Problem to solve:
Exactly as given, repeat all of the entries.

++++ Records for this task ++++

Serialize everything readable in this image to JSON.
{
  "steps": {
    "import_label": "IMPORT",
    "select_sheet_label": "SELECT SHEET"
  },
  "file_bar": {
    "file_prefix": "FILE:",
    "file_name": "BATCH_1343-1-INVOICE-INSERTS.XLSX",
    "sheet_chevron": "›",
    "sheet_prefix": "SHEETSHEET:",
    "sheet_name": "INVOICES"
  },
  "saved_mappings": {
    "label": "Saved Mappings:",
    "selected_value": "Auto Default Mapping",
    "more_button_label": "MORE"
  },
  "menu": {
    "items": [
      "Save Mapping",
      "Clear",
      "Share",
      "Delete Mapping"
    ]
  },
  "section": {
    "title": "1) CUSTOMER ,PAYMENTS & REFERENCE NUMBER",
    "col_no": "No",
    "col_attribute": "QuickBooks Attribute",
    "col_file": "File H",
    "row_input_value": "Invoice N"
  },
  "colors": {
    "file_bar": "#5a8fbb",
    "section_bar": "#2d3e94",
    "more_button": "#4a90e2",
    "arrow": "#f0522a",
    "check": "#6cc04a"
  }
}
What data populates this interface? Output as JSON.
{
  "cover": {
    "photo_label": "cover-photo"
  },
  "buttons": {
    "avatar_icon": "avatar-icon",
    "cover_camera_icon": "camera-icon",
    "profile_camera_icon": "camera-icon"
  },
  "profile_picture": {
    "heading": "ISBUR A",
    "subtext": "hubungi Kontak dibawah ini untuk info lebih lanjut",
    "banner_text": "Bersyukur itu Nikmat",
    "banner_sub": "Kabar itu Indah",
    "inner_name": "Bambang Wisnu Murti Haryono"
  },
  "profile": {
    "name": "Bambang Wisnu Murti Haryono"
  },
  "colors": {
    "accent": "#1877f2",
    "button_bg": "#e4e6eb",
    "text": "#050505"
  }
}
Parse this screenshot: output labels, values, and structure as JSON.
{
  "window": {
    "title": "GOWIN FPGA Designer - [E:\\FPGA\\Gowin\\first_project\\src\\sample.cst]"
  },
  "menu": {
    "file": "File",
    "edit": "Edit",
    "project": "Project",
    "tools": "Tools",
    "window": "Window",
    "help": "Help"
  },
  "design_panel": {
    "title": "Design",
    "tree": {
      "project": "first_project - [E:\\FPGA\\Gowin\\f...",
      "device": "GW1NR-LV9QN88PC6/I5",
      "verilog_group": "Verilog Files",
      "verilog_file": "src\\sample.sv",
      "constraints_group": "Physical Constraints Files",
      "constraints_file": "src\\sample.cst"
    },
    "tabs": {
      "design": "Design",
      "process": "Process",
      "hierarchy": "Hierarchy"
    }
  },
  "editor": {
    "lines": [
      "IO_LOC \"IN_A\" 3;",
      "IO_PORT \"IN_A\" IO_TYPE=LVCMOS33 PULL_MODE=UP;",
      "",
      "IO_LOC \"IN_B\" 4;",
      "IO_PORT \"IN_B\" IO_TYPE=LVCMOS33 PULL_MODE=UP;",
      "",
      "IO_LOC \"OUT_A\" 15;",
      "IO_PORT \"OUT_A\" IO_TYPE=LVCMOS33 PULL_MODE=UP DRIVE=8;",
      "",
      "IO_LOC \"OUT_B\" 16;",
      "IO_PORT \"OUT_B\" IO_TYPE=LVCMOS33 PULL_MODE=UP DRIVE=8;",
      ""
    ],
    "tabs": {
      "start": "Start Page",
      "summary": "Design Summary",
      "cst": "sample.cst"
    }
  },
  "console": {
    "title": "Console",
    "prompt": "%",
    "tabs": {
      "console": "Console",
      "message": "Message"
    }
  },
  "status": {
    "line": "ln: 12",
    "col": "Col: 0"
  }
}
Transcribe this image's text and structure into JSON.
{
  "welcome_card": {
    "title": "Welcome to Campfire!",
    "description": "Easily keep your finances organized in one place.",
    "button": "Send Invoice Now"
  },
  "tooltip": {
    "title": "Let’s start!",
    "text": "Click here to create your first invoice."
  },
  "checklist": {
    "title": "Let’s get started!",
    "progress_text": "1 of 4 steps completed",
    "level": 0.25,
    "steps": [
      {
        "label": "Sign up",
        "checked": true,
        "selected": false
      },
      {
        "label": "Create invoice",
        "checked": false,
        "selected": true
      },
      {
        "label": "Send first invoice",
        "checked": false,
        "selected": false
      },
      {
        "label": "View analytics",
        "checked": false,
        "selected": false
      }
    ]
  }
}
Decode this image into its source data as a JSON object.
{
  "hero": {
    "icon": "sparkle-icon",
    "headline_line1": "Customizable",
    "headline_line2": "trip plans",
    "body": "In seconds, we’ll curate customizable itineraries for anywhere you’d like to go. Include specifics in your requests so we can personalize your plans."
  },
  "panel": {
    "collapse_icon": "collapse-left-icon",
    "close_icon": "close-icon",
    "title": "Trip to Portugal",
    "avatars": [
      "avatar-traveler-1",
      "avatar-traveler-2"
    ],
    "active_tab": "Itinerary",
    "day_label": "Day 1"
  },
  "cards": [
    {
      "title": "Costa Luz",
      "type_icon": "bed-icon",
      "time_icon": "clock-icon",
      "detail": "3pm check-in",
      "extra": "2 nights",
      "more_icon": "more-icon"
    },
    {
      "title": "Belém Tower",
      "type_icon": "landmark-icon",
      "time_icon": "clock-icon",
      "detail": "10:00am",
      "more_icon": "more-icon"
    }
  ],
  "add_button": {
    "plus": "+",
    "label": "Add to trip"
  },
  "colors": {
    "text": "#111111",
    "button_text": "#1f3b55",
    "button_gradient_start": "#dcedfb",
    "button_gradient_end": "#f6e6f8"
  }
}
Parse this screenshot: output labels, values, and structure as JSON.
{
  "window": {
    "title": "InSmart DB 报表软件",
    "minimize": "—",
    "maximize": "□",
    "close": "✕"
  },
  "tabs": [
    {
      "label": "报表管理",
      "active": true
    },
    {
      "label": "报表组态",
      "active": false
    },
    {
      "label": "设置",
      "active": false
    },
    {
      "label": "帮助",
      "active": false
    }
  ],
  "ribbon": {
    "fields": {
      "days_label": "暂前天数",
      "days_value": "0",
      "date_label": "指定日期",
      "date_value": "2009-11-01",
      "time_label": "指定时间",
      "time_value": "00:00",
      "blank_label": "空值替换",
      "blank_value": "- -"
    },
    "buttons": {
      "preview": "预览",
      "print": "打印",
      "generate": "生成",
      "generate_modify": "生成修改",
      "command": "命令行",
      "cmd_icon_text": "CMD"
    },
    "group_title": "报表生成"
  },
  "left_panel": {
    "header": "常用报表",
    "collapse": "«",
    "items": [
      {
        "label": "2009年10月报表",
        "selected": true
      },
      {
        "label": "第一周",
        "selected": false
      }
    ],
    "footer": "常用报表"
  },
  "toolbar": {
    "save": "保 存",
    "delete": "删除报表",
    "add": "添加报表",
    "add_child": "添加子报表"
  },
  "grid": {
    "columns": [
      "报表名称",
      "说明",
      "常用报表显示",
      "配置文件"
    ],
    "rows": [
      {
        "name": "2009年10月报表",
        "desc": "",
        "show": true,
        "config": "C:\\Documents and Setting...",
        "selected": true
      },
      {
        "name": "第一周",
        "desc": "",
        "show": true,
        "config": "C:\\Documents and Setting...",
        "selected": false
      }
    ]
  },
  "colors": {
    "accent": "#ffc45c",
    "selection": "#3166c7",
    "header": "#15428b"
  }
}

++++

Written solution:
Serialize everything readable in this image to JSON.
{
  "steps": {
    "import_label": "IMPORT",
    "select_sheet_label": "SELECT SHEET"
  },
  "file_bar": {
    "file_prefix": "FILE:",
    "file_name": "BATCH_1343-1-INVOICE-INSERTS.XLSX",
    "sheet_chevron": "›",
    "sheet_prefix": "SHEETSHEET:",
    "sheet_name": "INVOICES"
  },
  "saved_mappings": {
    "label": "Saved Mappings:",
    "selected_value": "Auto Default Mapping",
    "more_button_label": "MORE"
  },
  "menu": {
    "items": [
      "Save Mapping",
      "Clear",
      "Share",
      "Delete Mapping"
    ]
  },
  "section": {
    "title": "1) CUSTOMER ,PAYMENTS & REFERENCE NUMBER",
    "col_no": "No",
    "col_attribute": "QuickBooks Attribute",
    "col_file": "File H",
    "row_input_value": "Invoice N"
  },
  "colors": {
    "file_bar": "#5a8fbb",
    "section_bar": "#2d3e94",
    "more_button": "#4a90e2",
    "arrow": "#f0522a",
    "check": "#6cc04a"
  }
}
What data populates this interface? Output as JSON.
{
  "cover": {
    "photo_label": "cover-photo"
  },
  "buttons": {
    "avatar_icon": "avatar-icon",
    "cover_camera_icon": "camera-icon",
    "profile_camera_icon": "camera-icon"
  },
  "profile_picture": {
    "heading": "ISBUR A",
    "subtext": "hubungi Kontak dibawah ini untuk info lebih lanjut",
    "banner_text": "Bersyukur itu Nikmat",
    "banner_sub": "Kabar itu Indah",
    "inner_name": "Bambang Wisnu Murti Haryono"
  },
  "profile": {
    "name": "Bambang Wisnu Murti Haryono"
  },
  "colors": {
    "accent": "#1877f2",
    "button_bg": "#e4e6eb",
    "text": "#050505"
  }
}
Parse this screenshot: output labels, values, and structure as JSON.
{
  "window": {
    "title": "GOWIN FPGA Designer - [E:\\FPGA\\Gowin\\first_project\\src\\sample.cst]"
  },
  "menu": {
    "file": "File",
    "edit": "Edit",
    "project": "Project",
    "tools": "Tools",
    "window": "Window",
    "help": "Help"
  },
  "design_panel": {
    "title": "Design",
    "tree": {
      "project": "first_project - [E:\\FPGA\\Gowin\\f...",
      "device": "GW1NR-LV9QN88PC6/I5",
      "verilog_group": "Verilog Files",
      "verilog_file": "src\\sample.sv",
      "constraints_group": "Physical Constraints Files",
      "constraints_file": "src\\sample.cst"
    },
    "tabs": {
      "design": "Design",
      "process": "Process",
      "hierarchy": "Hierarchy"
    }
  },
  "editor": {
    "lines": [
      "IO_LOC \"IN_A\" 3;",
      "IO_PORT \"IN_A\" IO_TYPE=LVCMOS33 PULL_MODE=UP;",
      "",
      "IO_LOC \"IN_B\" 4;",
      "IO_PORT \"IN_B\" IO_TYPE=LVCMOS33 PULL_MODE=UP;",
      "",
      "IO_LOC \"OUT_A\" 15;",
      "IO_PORT \"OUT_A\" IO_TYPE=LVCMOS33 PULL_MODE=UP DRIVE=8;",
      "",
      "IO_LOC \"OUT_B\" 16;",
      "IO_PORT \"OUT_B\" IO_TYPE=LVCMOS33 PULL_MODE=UP DRIVE=8;",
      ""
    ],
    "tabs": {
      "start": "Start Page",
      "summary": "Design Summary",
      "cst": "sample.cst"
    }
  },
  "console": {
    "title": "Console",
    "prompt": "%",
    "tabs": {
      "console": "Console",
      "message": "Message"
    }
  },
  "status": {
    "line": "ln: 12",
    "col": "Col: 0"
  }
}
Transcribe this image's text and structure into JSON.
{
  "welcome_card": {
    "title": "Welcome to Campfire!",
    "description": "Easily keep your finances organized in one place.",
    "button": "Send Invoice Now"
  },
  "tooltip": {
    "title": "Let’s start!",
    "text": "Click here to create your first invoice."
  },
  "checklist": {
    "title": "Let’s get started!",
    "progress_text": "1 of 4 steps completed",
    "level": 0.25,
    "steps": [
      {
        "label": "Sign up",
        "checked": true,
        "selected": false
      },
      {
        "label": "Create invoice",
        "checked": false,
        "selected": true
      },
      {
        "label": "Send first invoice",
        "checked": false,
        "selected": false
      },
      {
        "label": "View analytics",
        "checked": false,
        "selected": false
      }
    ]
  }
}
Decode this image into its source data as a JSON object.
{
  "hero": {
    "icon": "sparkle-icon",
    "headline_line1": "Customizable",
    "headline_line2": "trip plans",
    "body": "In seconds, we’ll curate customizable itineraries for anywhere you’d like to go. Include specifics in your requests so we can personalize your plans."
  },
  "panel": {
    "collapse_icon": "collapse-left-icon",
    "close_icon": "close-icon",
    "title": "Trip to Portugal",
    "avatars": [
      "avatar-traveler-1",
      "avatar-traveler-2"
    ],
    "active_tab": "Itinerary",
    "day_label": "Day 1"
  },
  "cards": [
    {
      "title": "Costa Luz",
      "type_icon": "bed-icon",
      "time_icon": "clock-icon",
      "detail": "3pm check-in",
      "extra": "2 nights",
      "more_icon": "more-icon"
    },
    {
      "title": "Belém Tower",
      "type_icon": "landmark-icon",
      "time_icon": "clock-icon",
      "detail": "10:00am",
      "more_icon": "more-icon"
    }
  ],
  "add_button": {
    "plus": "+",
    "label": "Add to trip"
  },
  "colors": {
    "text": "#111111",
    "button_text": "#1f3b55",
    "button_gradient_start": "#dcedfb",
    "button_gradient_end": "#f6e6f8"
  }
}
Parse this screenshot: output labels, values, and structure as JSON.
{
  "window": {
    "title": "InSmart DB 报表软件",
    "minimize": "—",
    "maximize": "□",
    "close": "✕"
  },
  "tabs": [
    {
      "label": "报表管理",
      "active": true
    },
    {
      "label": "报表组态",
      "active": false
    },
    {
      "label": "设置",
      "active": false
    },
    {
      "label": "帮助",
      "active": false
    }
  ],
  "ribbon": {
    "fields": {
      "days_label": "暂前天数",
      "days_value": "0",
      "date_label": "指定日期",
      "date_value": "2009-11-01",
      "time_label": "指定时间",
      "time_value": "00:00",
      "blank_label": "空值替换",
      "blank_value": "- -"
    },
    "buttons": {
      "preview": "预览",
      "print": "打印",
      "generate": "生成",
      "generate_modify": "生成修改",
      "command": "命令行",
      "cmd_icon_text": "CMD"
    },
    "group_title": "报表生成"
  },
  "left_panel": {
    "header": "常用报表",
    "collapse": "«",
    "items": [
      {
        "label": "2009年10月报表",
        "selected": true
      },
      {
        "label": "第一周",
        "selected": false
      }
    ],
    "footer": "常用报表"
  },
  "toolbar": {
    "save": "保 存",
    "delete": "删除报表",
    "add": "添加报表",
    "add_child": "添加子报表"
  },
  "grid": {
    "columns": [
      "报表名称",
      "说明",
      "常用报表显示",
      "配置文件"
    ],
    "rows": [
      {
        "name": "2009年10月报表",
        "desc": "",
        "show": true,
        "config": "C:\\Documents and Setting...",
        "selected": true
      },
      {
        "name": "第一周",
        "desc": "",
        "show": true,
        "config": "C:\\Documents and Setting...",
        "selected": false
      }
    ]
  },
  "colors": {
    "accent": "#ffc45c",
    "selection": "#3166c7",
    "header": "#15428b"
  }
}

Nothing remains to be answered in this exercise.